▶ _STATED GOAL_: Repeat, exactly and completely, the entries shown underneath.
>> START DATA FOR THE TASK
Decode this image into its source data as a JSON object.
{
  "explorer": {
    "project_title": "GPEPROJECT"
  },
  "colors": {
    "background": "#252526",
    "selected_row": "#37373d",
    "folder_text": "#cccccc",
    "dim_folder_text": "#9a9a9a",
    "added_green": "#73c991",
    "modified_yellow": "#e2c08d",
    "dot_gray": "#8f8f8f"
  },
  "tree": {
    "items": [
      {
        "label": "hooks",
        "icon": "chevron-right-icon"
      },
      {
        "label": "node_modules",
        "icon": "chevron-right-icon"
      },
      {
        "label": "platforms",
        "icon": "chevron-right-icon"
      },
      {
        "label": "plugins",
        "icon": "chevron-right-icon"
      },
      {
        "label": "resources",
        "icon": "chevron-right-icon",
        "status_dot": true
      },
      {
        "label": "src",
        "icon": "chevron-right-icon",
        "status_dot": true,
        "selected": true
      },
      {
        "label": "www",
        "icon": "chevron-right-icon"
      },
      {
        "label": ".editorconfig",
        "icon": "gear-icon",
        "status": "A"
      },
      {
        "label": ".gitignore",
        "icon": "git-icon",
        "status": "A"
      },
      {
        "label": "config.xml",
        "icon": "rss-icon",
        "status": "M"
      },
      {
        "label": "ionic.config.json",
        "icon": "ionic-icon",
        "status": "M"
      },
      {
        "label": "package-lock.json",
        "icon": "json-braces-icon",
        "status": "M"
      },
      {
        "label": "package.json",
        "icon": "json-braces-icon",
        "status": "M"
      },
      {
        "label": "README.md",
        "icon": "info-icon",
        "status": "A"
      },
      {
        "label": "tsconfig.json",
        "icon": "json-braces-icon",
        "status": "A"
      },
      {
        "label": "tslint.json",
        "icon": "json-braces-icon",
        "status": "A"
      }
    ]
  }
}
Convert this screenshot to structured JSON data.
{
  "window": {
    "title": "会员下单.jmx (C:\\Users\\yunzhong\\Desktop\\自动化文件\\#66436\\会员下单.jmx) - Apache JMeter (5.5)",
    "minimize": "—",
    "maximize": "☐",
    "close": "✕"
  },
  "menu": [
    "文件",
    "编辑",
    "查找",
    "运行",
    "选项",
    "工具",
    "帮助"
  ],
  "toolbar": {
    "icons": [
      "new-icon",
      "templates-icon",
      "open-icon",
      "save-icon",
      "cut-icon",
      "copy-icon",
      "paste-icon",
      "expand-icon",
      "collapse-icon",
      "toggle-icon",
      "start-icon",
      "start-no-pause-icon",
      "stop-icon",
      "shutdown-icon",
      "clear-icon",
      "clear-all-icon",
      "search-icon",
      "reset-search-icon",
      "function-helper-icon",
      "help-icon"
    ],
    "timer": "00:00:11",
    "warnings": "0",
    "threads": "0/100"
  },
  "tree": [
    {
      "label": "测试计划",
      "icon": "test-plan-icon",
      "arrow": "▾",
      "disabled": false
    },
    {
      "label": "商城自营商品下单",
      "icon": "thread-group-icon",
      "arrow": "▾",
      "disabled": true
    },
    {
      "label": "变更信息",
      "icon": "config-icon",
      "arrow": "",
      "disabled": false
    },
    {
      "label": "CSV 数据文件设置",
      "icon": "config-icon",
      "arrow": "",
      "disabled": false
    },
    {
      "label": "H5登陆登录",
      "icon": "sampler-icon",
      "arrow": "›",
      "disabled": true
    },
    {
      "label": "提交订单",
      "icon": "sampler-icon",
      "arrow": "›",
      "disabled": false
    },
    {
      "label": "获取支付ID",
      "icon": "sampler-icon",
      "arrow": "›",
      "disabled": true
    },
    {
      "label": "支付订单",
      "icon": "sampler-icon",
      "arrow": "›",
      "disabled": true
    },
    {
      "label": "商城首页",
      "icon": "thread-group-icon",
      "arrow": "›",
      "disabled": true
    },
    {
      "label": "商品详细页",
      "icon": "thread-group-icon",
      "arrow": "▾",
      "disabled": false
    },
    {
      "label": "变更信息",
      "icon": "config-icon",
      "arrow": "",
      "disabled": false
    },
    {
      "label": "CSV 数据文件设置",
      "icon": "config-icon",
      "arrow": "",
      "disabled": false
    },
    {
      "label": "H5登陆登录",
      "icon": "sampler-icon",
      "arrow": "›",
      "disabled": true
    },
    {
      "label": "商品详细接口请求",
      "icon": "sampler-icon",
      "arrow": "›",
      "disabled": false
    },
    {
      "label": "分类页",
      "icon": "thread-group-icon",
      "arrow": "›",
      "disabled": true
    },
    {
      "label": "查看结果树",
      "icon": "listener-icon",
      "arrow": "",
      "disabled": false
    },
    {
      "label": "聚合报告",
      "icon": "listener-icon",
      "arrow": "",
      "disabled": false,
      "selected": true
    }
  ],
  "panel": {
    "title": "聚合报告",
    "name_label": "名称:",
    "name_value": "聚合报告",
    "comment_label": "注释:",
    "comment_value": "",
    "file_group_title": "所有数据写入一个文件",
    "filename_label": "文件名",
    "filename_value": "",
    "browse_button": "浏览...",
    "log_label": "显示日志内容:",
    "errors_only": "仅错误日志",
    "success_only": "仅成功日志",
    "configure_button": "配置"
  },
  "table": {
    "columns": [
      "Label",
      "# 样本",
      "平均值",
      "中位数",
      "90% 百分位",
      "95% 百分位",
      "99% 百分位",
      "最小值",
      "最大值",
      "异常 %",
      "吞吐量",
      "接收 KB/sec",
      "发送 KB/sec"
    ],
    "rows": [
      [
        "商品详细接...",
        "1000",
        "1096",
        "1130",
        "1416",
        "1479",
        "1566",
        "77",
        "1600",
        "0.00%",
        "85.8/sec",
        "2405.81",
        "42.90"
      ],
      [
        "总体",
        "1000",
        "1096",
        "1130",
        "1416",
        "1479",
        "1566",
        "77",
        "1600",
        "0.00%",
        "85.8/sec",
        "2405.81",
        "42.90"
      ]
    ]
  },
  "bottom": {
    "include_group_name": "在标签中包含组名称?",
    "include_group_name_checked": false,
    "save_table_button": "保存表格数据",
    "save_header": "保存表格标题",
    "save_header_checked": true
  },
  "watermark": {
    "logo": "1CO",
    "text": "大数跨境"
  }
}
>> END DATA FOR THE TASK
▶ _TASK ANSWER_:
Decode this image into its source data as a JSON object.
{
  "explorer": {
    "project_title": "GPEPROJECT"
  },
  "colors": {
    "background": "#252526",
    "selected_row": "#37373d",
    "folder_text": "#cccccc",
    "dim_folder_text": "#9a9a9a",
    "added_green": "#73c991",
    "modified_yellow": "#e2c08d",
    "dot_gray": "#8f8f8f"
  },
  "tree": {
    "items": [
      {
        "label": "hooks",
        "icon": "chevron-right-icon"
      },
      {
        "label": "node_modules",
        "icon": "chevron-right-icon"
      },
      {
        "label": "platforms",
        "icon": "chevron-right-icon"
      },
      {
        "label": "plugins",
        "icon": "chevron-right-icon"
      },
      {
        "label": "resources",
        "icon": "chevron-right-icon",
        "status_dot": true
      },
      {
        "label": "src",
        "icon": "chevron-right-icon",
        "status_dot": true,
        "selected": true
      },
      {
        "label": "www",
        "icon": "chevron-right-icon"
      },
      {
        "label": ".editorconfig",
        "icon": "gear-icon",
        "status": "A"
      },
      {
        "label": ".gitignore",
        "icon": "git-icon",
        "status": "A"
      },
      {
        "label": "config.xml",
        "icon": "rss-icon",
        "status": "M"
      },
      {
        "label": "ionic.config.json",
        "icon": "ionic-icon",
        "status": "M"
      },
      {
        "label": "package-lock.json",
        "icon": "json-braces-icon",
        "status": "M"
      },
      {
        "label": "package.json",
        "icon": "json-braces-icon",
        "status": "M"
      },
      {
        "label": "README.md",
        "icon": "info-icon",
        "status": "A"
      },
      {
        "label": "tsconfig.json",
        "icon": "json-braces-icon",
        "status": "A"
      },
      {
        "label": "tslint.json",
        "icon": "json-braces-icon",
        "status": "A"
      }
    ]
  }
}
Convert this screenshot to structured JSON data.
{
  "window": {
    "title": "会员下单.jmx (C:\\Users\\yunzhong\\Desktop\\自动化文件\\#66436\\会员下单.jmx) - Apache JMeter (5.5)",
    "minimize": "—",
    "maximize": "☐",
    "close": "✕"
  },
  "menu": [
    "文件",
    "编辑",
    "查找",
    "运行",
    "选项",
    "工具",
    "帮助"
  ],
  "toolbar": {
    "icons": [
      "new-icon",
      "templates-icon",
      "open-icon",
      "save-icon",
      "cut-icon",
      "copy-icon",
      "paste-icon",
      "expand-icon",
      "collapse-icon",
      "toggle-icon",
      "start-icon",
      "start-no-pause-icon",
      "stop-icon",
      "shutdown-icon",
      "clear-icon",
      "clear-all-icon",
      "search-icon",
      "reset-search-icon",
      "function-helper-icon",
      "help-icon"
    ],
    "timer": "00:00:11",
    "warnings": "0",
    "threads": "0/100"
  },
  "tree": [
    {
      "label": "测试计划",
      "icon": "test-plan-icon",
      "arrow": "▾",
      "disabled": false
    },
    {
      "label": "商城自营商品下单",
      "icon": "thread-group-icon",
      "arrow": "▾",
      "disabled": true
    },
    {
      "label": "变更信息",
      "icon": "config-icon",
      "arrow": "",
      "disabled": false
    },
    {
      "label": "CSV 数据文件设置",
      "icon": "config-icon",
      "arrow": "",
      "disabled": false
    },
    {
      "label": "H5登陆登录",
      "icon": "sampler-icon",
      "arrow": "›",
      "disabled": true
    },
    {
      "label": "提交订单",
      "icon": "sampler-icon",
      "arrow": "›",
      "disabled": false
    },
    {
      "label": "获取支付ID",
      "icon": "sampler-icon",
      "arrow": "›",
      "disabled": true
    },
    {
      "label": "支付订单",
      "icon": "sampler-icon",
      "arrow": "›",
      "disabled": true
    },
    {
      "label": "商城首页",
      "icon": "thread-group-icon",
      "arrow": "›",
      "disabled": true
    },
    {
      "label": "商品详细页",
      "icon": "thread-group-icon",
      "arrow": "▾",
      "disabled": false
    },
    {
      "label": "变更信息",
      "icon": "config-icon",
      "arrow": "",
      "disabled": false
    },
    {
      "label": "CSV 数据文件设置",
      "icon": "config-icon",
      "arrow": "",
      "disabled": false
    },
    {
      "label": "H5登陆登录",
      "icon": "sampler-icon",
      "arrow": "›",
      "disabled": true
    },
    {
      "label": "商品详细接口请求",
      "icon": "sampler-icon",
      "arrow": "›",
      "disabled": false
    },
    {
      "label": "分类页",
      "icon": "thread-group-icon",
      "arrow": "›",
      "disabled": true
    },
    {
      "label": "查看结果树",
      "icon": "listener-icon",
      "arrow": "",
      "disabled": false
    },
    {
      "label": "聚合报告",
      "icon": "listener-icon",
      "arrow": "",
      "disabled": false,
      "selected": true
    }
  ],
  "panel": {
    "title": "聚合报告",
    "name_label": "名称:",
    "name_value": "聚合报告",
    "comment_label": "注释:",
    "comment_value": "",
    "file_group_title": "所有数据写入一个文件",
    "filename_label": "文件名",
    "filename_value": "",
    "browse_button": "浏览...",
    "log_label": "显示日志内容:",
    "errors_only": "仅错误日志",
    "success_only": "仅成功日志",
    "configure_button": "配置"
  },
  "table": {
    "columns": [
      "Label",
      "# 样本",
      "平均值",
      "中位数",
      "90% 百分位",
      "95% 百分位",
      "99% 百分位",
      "最小值",
      "最大值",
      "异常 %",
      "吞吐量",
      "接收 KB/sec",
      "发送 KB/sec"
    ],
    "rows": [
      [
        "商品详细接...",
        "1000",
        "1096",
        "1130",
        "1416",
        "1479",
        "1566",
        "77",
        "1600",
        "0.00%",
        "85.8/sec",
        "2405.81",
        "42.90"
      ],
      [
        "总体",
        "1000",
        "1096",
        "1130",
        "1416",
        "1479",
        "1566",
        "77",
        "1600",
        "0.00%",
        "85.8/sec",
        "2405.81",
        "42.90"
      ]
    ]
  },
  "bottom": {
    "include_group_name": "在标签中包含组名称?",
    "include_group_name_checked": false,
    "save_table_button": "保存表格数据",
    "save_header": "保存表格标题",
    "save_header_checked": true
  },
  "watermark": {
    "logo": "1CO",
    "text": "大数跨境"
  }
}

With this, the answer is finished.